◆ **Requirement**: Every line below that contains "title" is to be copied.

◆ **Recorded information**:
--- START ---
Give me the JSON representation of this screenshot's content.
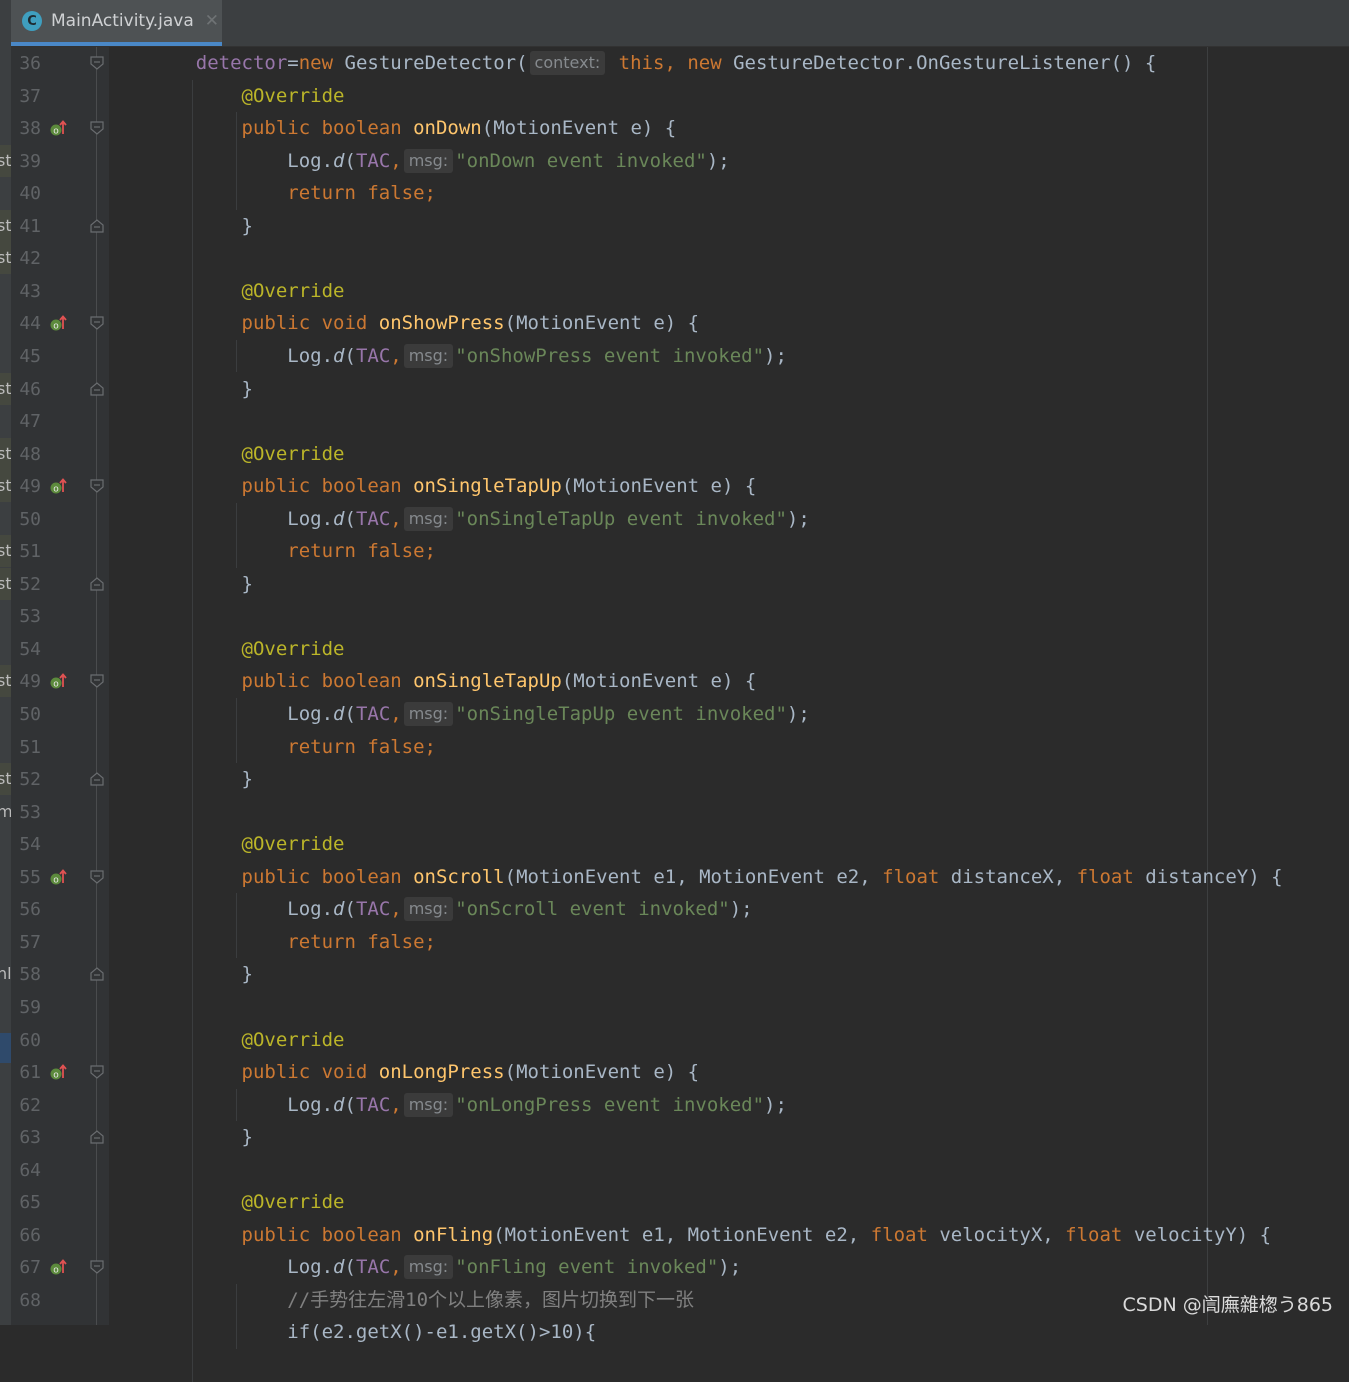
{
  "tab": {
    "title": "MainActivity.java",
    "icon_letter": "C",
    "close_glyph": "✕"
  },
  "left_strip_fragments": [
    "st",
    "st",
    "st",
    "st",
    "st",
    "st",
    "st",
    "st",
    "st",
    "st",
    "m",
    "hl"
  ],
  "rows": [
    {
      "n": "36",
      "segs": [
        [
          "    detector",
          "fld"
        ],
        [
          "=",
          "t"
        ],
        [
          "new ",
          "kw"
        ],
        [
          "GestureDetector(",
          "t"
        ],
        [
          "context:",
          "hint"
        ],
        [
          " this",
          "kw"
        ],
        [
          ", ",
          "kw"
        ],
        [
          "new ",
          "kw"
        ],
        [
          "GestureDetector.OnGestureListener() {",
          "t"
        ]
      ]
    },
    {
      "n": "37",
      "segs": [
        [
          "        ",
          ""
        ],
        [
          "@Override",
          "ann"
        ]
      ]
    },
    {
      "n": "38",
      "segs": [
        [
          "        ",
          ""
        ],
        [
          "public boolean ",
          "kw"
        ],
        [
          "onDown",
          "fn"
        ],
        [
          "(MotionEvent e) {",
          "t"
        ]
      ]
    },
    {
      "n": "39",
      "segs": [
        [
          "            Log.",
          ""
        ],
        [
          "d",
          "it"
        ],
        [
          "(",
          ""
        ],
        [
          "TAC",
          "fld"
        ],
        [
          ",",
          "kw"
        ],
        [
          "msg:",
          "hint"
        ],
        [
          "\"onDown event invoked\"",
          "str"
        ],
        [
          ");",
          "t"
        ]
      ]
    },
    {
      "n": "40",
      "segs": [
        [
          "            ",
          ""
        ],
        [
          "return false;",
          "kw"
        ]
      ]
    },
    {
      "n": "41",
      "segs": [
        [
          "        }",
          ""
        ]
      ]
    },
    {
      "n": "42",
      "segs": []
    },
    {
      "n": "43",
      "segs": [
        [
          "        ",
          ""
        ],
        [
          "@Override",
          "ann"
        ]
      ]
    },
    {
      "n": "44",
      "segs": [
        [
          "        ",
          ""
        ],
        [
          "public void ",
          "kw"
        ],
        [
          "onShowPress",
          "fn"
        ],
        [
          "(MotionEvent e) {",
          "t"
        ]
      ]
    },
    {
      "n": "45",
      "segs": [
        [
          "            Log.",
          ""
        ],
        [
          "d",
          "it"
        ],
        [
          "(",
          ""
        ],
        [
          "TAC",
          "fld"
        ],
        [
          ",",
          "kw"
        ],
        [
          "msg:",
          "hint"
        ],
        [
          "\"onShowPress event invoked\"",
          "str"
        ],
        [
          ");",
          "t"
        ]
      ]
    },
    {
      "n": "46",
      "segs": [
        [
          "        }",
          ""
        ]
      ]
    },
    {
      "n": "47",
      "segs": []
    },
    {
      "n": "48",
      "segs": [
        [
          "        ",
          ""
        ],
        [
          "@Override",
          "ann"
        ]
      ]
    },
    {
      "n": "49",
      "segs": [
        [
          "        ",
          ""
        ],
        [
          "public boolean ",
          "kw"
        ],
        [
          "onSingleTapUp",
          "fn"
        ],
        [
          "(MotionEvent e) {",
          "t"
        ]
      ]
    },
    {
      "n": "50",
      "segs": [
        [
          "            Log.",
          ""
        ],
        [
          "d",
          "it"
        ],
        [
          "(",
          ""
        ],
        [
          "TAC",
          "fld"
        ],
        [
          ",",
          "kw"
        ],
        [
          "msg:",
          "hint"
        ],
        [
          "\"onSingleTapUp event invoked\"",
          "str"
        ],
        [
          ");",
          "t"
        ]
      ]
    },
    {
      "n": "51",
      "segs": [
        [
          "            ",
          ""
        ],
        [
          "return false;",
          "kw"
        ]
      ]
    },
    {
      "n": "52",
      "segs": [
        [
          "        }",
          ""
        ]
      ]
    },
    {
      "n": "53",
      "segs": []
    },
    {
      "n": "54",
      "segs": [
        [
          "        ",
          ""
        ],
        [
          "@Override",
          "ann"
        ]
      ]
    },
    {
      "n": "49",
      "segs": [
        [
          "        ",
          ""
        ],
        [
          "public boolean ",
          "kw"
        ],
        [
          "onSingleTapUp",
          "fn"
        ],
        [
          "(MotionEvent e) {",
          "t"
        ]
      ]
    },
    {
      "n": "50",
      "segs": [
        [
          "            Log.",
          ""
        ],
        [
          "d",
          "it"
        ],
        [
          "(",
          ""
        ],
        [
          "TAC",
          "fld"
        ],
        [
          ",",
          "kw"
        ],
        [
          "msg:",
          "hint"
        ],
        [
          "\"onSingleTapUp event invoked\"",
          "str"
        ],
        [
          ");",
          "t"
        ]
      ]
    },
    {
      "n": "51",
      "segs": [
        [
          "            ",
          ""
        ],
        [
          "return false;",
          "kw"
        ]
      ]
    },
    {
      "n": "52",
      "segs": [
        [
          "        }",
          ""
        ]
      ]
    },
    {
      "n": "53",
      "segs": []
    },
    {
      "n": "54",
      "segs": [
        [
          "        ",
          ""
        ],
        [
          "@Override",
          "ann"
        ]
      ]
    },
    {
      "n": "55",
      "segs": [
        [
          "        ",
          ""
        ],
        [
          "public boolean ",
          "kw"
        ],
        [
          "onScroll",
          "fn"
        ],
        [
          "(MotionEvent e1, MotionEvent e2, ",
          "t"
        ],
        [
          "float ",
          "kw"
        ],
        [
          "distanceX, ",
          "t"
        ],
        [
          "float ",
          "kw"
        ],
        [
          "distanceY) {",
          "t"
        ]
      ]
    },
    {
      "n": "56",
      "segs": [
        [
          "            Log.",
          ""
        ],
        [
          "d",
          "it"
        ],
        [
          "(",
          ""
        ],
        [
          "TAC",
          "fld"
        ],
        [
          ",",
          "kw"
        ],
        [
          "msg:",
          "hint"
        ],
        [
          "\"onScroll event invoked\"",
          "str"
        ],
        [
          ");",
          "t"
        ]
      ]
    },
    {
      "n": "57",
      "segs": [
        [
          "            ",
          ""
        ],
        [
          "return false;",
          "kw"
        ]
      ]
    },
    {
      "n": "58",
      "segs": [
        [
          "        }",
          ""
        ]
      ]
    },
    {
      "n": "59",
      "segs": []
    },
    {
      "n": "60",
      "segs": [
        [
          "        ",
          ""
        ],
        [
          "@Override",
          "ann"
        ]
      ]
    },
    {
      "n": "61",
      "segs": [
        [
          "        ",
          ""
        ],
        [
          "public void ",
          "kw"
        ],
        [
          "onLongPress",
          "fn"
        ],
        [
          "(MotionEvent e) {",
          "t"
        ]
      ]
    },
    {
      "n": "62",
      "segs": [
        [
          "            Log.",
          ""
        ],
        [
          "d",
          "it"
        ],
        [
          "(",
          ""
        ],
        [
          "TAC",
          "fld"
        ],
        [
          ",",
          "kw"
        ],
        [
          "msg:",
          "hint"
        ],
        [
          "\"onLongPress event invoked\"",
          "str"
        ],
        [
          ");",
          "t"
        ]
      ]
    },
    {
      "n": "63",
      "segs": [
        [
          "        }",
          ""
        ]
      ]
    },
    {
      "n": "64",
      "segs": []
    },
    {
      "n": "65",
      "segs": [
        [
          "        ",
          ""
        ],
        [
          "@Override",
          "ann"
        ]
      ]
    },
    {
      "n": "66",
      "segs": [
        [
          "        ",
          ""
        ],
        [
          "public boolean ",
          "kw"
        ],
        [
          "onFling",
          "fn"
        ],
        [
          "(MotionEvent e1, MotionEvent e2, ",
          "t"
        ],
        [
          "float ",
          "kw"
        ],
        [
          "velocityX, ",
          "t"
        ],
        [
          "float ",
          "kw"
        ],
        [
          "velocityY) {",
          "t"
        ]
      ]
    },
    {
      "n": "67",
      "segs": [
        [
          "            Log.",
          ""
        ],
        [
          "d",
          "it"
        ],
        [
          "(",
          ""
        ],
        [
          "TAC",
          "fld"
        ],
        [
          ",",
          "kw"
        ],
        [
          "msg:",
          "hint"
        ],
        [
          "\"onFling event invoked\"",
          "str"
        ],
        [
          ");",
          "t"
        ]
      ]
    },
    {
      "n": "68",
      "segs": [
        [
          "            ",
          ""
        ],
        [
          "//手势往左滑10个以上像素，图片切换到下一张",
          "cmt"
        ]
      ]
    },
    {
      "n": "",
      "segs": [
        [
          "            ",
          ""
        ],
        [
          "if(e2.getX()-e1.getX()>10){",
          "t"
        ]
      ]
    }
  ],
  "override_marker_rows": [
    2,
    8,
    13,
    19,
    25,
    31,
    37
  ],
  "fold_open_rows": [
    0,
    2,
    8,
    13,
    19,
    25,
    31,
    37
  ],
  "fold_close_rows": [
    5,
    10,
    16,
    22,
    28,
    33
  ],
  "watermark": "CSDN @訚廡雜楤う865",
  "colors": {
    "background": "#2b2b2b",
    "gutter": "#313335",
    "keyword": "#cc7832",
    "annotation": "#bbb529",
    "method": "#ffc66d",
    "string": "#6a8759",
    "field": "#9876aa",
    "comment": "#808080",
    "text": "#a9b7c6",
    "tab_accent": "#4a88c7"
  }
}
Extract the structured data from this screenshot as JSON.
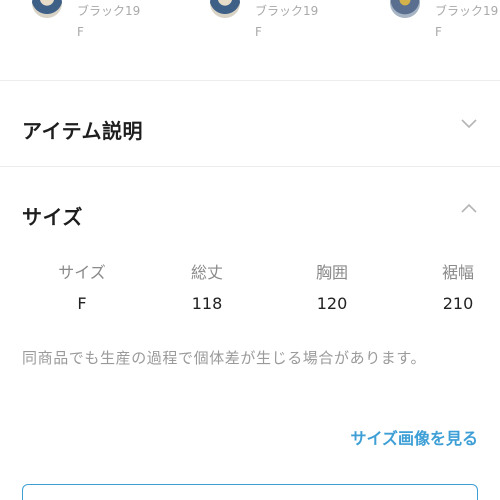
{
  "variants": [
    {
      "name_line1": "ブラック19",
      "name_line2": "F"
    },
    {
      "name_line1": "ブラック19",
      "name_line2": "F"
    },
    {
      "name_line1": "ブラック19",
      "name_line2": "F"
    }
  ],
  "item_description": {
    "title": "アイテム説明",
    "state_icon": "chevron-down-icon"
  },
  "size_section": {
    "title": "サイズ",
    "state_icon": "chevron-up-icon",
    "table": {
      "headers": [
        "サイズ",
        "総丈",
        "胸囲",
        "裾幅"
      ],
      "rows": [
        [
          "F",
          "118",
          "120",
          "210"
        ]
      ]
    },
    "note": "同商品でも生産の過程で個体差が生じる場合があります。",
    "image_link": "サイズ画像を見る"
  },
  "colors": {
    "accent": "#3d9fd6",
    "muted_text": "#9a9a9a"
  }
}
--- END ---
◆ **In response**:
    "title": "MainActivity.java",
    "title": "アイテム説明",
    "title": "サイズ",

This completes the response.